REQUIRED WORK: Copy the listing below in full and skip every picture.
>> START DATASET RECORDS
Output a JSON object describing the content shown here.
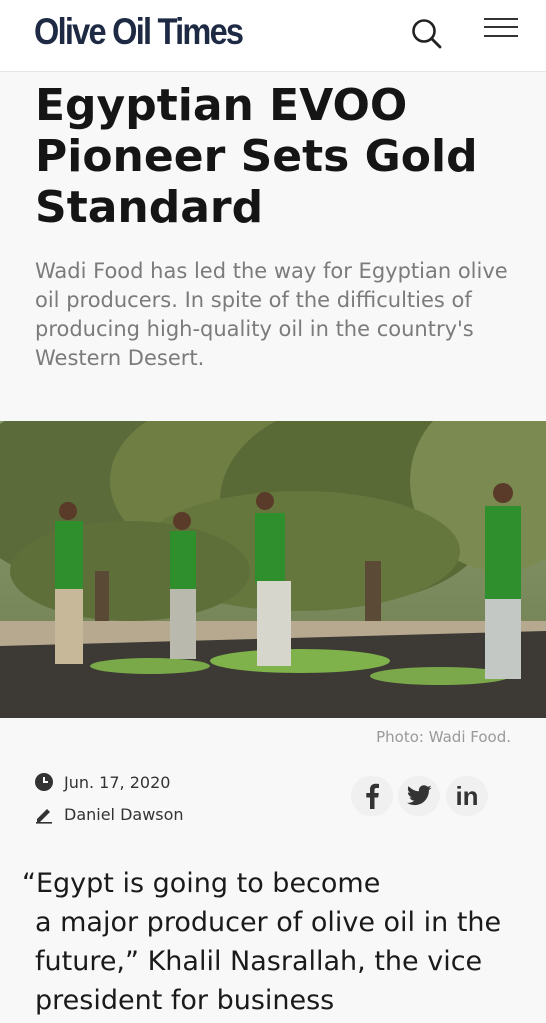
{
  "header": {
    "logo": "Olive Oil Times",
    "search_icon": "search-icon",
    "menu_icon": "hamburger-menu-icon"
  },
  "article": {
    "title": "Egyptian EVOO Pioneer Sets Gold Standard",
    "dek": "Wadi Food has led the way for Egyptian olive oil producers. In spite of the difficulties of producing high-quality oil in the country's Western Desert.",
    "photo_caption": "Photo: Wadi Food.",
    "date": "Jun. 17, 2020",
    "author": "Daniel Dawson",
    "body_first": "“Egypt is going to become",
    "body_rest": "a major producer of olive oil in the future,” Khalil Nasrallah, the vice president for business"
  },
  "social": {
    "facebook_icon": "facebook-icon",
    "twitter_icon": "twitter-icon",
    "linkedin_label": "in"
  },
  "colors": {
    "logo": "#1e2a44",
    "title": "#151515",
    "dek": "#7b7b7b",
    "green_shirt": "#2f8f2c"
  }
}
>> END DATASET RECORDS
TASK RESPONSE:
Output a JSON object describing the content shown here.
{
  "header": {
    "logo": "Olive Oil Times",
    "search_icon": "search-icon",
    "menu_icon": "hamburger-menu-icon"
  },
  "article": {
    "title": "Egyptian EVOO Pioneer Sets Gold Standard",
    "dek": "Wadi Food has led the way for Egyptian olive oil producers. In spite of the difficulties of producing high-quality oil in the country's Western Desert.",
    "photo_caption": "Photo: Wadi Food.",
    "date": "Jun. 17, 2020",
    "author": "Daniel Dawson",
    "body_first": "“Egypt is going to become",
    "body_rest": "a major producer of olive oil in the future,” Khalil Nasrallah, the vice president for business"
  },
  "social": {
    "facebook_icon": "facebook-icon",
    "twitter_icon": "twitter-icon",
    "linkedin_label": "in"
  },
  "colors": {
    "logo": "#1e2a44",
    "title": "#151515",
    "dek": "#7b7b7b",
    "green_shirt": "#2f8f2c"
  }
}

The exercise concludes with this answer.